**Task data**
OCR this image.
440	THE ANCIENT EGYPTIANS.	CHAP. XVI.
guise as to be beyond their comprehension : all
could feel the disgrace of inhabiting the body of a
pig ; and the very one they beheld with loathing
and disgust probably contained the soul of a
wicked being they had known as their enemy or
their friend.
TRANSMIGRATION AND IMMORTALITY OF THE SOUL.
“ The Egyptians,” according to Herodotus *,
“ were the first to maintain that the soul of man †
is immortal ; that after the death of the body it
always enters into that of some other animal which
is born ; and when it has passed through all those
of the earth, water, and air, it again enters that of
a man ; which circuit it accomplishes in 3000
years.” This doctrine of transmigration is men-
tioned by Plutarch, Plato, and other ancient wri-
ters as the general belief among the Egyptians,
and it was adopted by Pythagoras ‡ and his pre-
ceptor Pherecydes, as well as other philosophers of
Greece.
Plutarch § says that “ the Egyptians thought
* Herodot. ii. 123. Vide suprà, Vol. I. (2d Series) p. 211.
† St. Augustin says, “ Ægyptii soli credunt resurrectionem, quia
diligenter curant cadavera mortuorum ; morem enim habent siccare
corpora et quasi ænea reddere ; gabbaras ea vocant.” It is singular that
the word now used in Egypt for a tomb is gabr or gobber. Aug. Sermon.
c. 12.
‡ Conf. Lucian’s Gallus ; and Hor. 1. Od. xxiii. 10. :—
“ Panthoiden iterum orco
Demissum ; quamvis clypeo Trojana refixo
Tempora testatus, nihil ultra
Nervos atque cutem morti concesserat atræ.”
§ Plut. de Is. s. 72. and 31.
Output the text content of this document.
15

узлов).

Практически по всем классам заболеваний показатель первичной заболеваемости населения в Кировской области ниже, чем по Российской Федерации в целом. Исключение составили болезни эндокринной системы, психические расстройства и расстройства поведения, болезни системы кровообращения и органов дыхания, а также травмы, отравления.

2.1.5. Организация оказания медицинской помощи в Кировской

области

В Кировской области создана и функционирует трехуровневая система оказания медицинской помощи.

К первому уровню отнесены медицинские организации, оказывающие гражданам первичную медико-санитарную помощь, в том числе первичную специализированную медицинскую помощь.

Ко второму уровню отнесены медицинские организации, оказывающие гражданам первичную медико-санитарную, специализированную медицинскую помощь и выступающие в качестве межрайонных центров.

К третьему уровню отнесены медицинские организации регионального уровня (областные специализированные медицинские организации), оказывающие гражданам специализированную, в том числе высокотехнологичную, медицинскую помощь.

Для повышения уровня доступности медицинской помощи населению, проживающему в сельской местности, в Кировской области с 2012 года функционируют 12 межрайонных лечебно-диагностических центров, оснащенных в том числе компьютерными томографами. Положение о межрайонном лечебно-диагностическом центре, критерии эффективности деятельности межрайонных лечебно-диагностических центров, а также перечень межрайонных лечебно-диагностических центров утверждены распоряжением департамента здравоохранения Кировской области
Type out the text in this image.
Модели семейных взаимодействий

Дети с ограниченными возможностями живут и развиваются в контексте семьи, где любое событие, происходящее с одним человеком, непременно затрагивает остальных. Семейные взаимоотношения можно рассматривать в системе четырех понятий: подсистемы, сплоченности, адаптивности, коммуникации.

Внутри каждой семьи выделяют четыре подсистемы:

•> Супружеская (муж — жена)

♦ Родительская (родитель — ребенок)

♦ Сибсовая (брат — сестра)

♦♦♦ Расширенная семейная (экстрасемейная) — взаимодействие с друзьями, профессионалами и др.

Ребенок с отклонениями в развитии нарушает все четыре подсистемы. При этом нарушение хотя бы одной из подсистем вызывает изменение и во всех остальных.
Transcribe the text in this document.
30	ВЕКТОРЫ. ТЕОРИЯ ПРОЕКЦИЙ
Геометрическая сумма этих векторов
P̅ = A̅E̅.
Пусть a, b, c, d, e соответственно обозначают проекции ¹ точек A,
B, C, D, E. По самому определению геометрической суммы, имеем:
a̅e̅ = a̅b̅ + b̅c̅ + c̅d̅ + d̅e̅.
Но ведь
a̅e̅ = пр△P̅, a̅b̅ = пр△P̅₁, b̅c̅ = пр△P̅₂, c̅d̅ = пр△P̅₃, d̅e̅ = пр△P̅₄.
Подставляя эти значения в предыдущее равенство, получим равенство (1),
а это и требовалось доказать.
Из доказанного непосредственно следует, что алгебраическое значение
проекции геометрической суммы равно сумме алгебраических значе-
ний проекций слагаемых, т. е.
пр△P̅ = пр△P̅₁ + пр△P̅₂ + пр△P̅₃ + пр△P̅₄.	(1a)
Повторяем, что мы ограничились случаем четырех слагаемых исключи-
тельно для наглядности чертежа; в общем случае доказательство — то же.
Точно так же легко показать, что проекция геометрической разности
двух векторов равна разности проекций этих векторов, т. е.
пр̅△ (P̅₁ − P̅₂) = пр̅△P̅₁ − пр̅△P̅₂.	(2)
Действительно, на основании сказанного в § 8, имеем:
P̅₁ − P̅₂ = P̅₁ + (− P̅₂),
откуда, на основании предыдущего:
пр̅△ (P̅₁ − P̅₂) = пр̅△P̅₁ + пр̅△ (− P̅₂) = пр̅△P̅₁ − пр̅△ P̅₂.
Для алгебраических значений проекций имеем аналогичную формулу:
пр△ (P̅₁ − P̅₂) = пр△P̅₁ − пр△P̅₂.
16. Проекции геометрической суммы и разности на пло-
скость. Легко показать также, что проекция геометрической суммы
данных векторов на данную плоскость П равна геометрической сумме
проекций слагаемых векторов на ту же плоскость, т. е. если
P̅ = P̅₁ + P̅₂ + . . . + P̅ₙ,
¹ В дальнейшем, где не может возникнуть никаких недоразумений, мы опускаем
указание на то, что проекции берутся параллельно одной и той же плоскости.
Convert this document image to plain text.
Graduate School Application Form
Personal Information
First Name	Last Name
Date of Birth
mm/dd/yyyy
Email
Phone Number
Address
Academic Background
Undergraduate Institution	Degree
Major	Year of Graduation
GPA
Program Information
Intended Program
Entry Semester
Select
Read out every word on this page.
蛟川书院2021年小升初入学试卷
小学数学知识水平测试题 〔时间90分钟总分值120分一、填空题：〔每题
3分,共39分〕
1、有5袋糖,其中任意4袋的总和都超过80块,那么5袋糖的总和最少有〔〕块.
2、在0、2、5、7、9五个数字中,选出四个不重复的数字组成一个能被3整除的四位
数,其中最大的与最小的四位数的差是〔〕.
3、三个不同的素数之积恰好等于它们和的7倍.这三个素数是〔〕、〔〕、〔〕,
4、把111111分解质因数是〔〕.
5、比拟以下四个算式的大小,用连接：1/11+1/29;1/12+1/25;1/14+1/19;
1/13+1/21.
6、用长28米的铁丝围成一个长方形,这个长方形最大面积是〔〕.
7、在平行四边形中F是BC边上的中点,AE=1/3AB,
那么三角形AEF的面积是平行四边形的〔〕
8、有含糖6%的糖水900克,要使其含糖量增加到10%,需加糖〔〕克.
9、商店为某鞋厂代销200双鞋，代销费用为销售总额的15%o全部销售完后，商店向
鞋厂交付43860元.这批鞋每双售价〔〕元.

**Aim**
Your task is to reproduce the whole listing exactly.

**Solution to this task**
OCR this image.
440	THE ANCIENT EGYPTIANS.	CHAP. XVI.
guise as to be beyond their comprehension : all
could feel the disgrace of inhabiting the body of a
pig ; and the very one they beheld with loathing
and disgust probably contained the soul of a
wicked being they had known as their enemy or
their friend.
TRANSMIGRATION AND IMMORTALITY OF THE SOUL.
“ The Egyptians,” according to Herodotus *,
“ were the first to maintain that the soul of man †
is immortal ; that after the death of the body it
always enters into that of some other animal which
is born ; and when it has passed through all those
of the earth, water, and air, it again enters that of
a man ; which circuit it accomplishes in 3000
years.” This doctrine of transmigration is men-
tioned by Plutarch, Plato, and other ancient wri-
ters as the general belief among the Egyptians,
and it was adopted by Pythagoras ‡ and his pre-
ceptor Pherecydes, as well as other philosophers of
Greece.
Plutarch § says that “ the Egyptians thought
* Herodot. ii. 123. Vide suprà, Vol. I. (2d Series) p. 211.
† St. Augustin says, “ Ægyptii soli credunt resurrectionem, quia
diligenter curant cadavera mortuorum ; morem enim habent siccare
corpora et quasi ænea reddere ; gabbaras ea vocant.” It is singular that
the word now used in Egypt for a tomb is gabr or gobber. Aug. Sermon.
c. 12.
‡ Conf. Lucian’s Gallus ; and Hor. 1. Od. xxiii. 10. :—
“ Panthoiden iterum orco
Demissum ; quamvis clypeo Trojana refixo
Tempora testatus, nihil ultra
Nervos atque cutem morti concesserat atræ.”
§ Plut. de Is. s. 72. and 31.
Output the text content of this document.
15

узлов).

Практически по всем классам заболеваний показатель первичной заболеваемости населения в Кировской области ниже, чем по Российской Федерации в целом. Исключение составили болезни эндокринной системы, психические расстройства и расстройства поведения, болезни системы кровообращения и органов дыхания, а также травмы, отравления.

2.1.5. Организация оказания медицинской помощи в Кировской

области

В Кировской области создана и функционирует трехуровневая система оказания медицинской помощи.

К первому уровню отнесены медицинские организации, оказывающие гражданам первичную медико-санитарную помощь, в том числе первичную специализированную медицинскую помощь.

Ко второму уровню отнесены медицинские организации, оказывающие гражданам первичную медико-санитарную, специализированную медицинскую помощь и выступающие в качестве межрайонных центров.

К третьему уровню отнесены медицинские организации регионального уровня (областные специализированные медицинские организации), оказывающие гражданам специализированную, в том числе высокотехнологичную, медицинскую помощь.

Для повышения уровня доступности медицинской помощи населению, проживающему в сельской местности, в Кировской области с 2012 года функционируют 12 межрайонных лечебно-диагностических центров, оснащенных в том числе компьютерными томографами. Положение о межрайонном лечебно-диагностическом центре, критерии эффективности деятельности межрайонных лечебно-диагностических центров, а также перечень межрайонных лечебно-диагностических центров утверждены распоряжением департамента здравоохранения Кировской области
Type out the text in this image.
Модели семейных взаимодействий

Дети с ограниченными возможностями живут и развиваются в контексте семьи, где любое событие, происходящее с одним человеком, непременно затрагивает остальных. Семейные взаимоотношения можно рассматривать в системе четырех понятий: подсистемы, сплоченности, адаптивности, коммуникации.

Внутри каждой семьи выделяют четыре подсистемы:

•> Супружеская (муж — жена)

♦ Родительская (родитель — ребенок)

♦ Сибсовая (брат — сестра)

♦♦♦ Расширенная семейная (экстрасемейная) — взаимодействие с друзьями, профессионалами и др.

Ребенок с отклонениями в развитии нарушает все четыре подсистемы. При этом нарушение хотя бы одной из подсистем вызывает изменение и во всех остальных.
Transcribe the text in this document.
30	ВЕКТОРЫ. ТЕОРИЯ ПРОЕКЦИЙ
Геометрическая сумма этих векторов
P̅ = A̅E̅.
Пусть a, b, c, d, e соответственно обозначают проекции ¹ точек A,
B, C, D, E. По самому определению геометрической суммы, имеем:
a̅e̅ = a̅b̅ + b̅c̅ + c̅d̅ + d̅e̅.
Но ведь
a̅e̅ = пр△P̅, a̅b̅ = пр△P̅₁, b̅c̅ = пр△P̅₂, c̅d̅ = пр△P̅₃, d̅e̅ = пр△P̅₄.
Подставляя эти значения в предыдущее равенство, получим равенство (1),
а это и требовалось доказать.
Из доказанного непосредственно следует, что алгебраическое значение
проекции геометрической суммы равно сумме алгебраических значе-
ний проекций слагаемых, т. е.
пр△P̅ = пр△P̅₁ + пр△P̅₂ + пр△P̅₃ + пр△P̅₄.	(1a)
Повторяем, что мы ограничились случаем четырех слагаемых исключи-
тельно для наглядности чертежа; в общем случае доказательство — то же.
Точно так же легко показать, что проекция геометрической разности
двух векторов равна разности проекций этих векторов, т. е.
пр̅△ (P̅₁ − P̅₂) = пр̅△P̅₁ − пр̅△P̅₂.	(2)
Действительно, на основании сказанного в § 8, имеем:
P̅₁ − P̅₂ = P̅₁ + (− P̅₂),
откуда, на основании предыдущего:
пр̅△ (P̅₁ − P̅₂) = пр̅△P̅₁ + пр̅△ (− P̅₂) = пр̅△P̅₁ − пр̅△ P̅₂.
Для алгебраических значений проекций имеем аналогичную формулу:
пр△ (P̅₁ − P̅₂) = пр△P̅₁ − пр△P̅₂.
16. Проекции геометрической суммы и разности на пло-
скость. Легко показать также, что проекция геометрической суммы
данных векторов на данную плоскость П равна геометрической сумме
проекций слагаемых векторов на ту же плоскость, т. е. если
P̅ = P̅₁ + P̅₂ + . . . + P̅ₙ,
¹ В дальнейшем, где не может возникнуть никаких недоразумений, мы опускаем
указание на то, что проекции берутся параллельно одной и той же плоскости.
Convert this document image to plain text.
Graduate School Application Form
Personal Information
First Name	Last Name
Date of Birth
mm/dd/yyyy
Email
Phone Number
Address
Academic Background
Undergraduate Institution	Degree
Major	Year of Graduation
GPA
Program Information
Intended Program
Entry Semester
Select
Read out every word on this page.
蛟川书院2021年小升初入学试卷
小学数学知识水平测试题 〔时间90分钟总分值120分一、填空题：〔每题
3分,共39分〕
1、有5袋糖,其中任意4袋的总和都超过80块,那么5袋糖的总和最少有〔〕块.
2、在0、2、5、7、9五个数字中,选出四个不重复的数字组成一个能被3整除的四位
数,其中最大的与最小的四位数的差是〔〕.
3、三个不同的素数之积恰好等于它们和的7倍.这三个素数是〔〕、〔〕、〔〕,
4、把111111分解质因数是〔〕.
5、比拟以下四个算式的大小,用连接：1/11+1/29;1/12+1/25;1/14+1/19;
1/13+1/21.
6、用长28米的铁丝围成一个长方形,这个长方形最大面积是〔〕.
7、在平行四边形中F是BC边上的中点,AE=1/3AB,
那么三角形AEF的面积是平行四边形的〔〕
8、有含糖6%的糖水900克,要使其含糖量增加到10%,需加糖〔〕克.
9、商店为某鞋厂代销200双鞋，代销费用为销售总额的15%o全部销售完后，商店向
鞋厂交付43860元.这批鞋每双售价〔〕元.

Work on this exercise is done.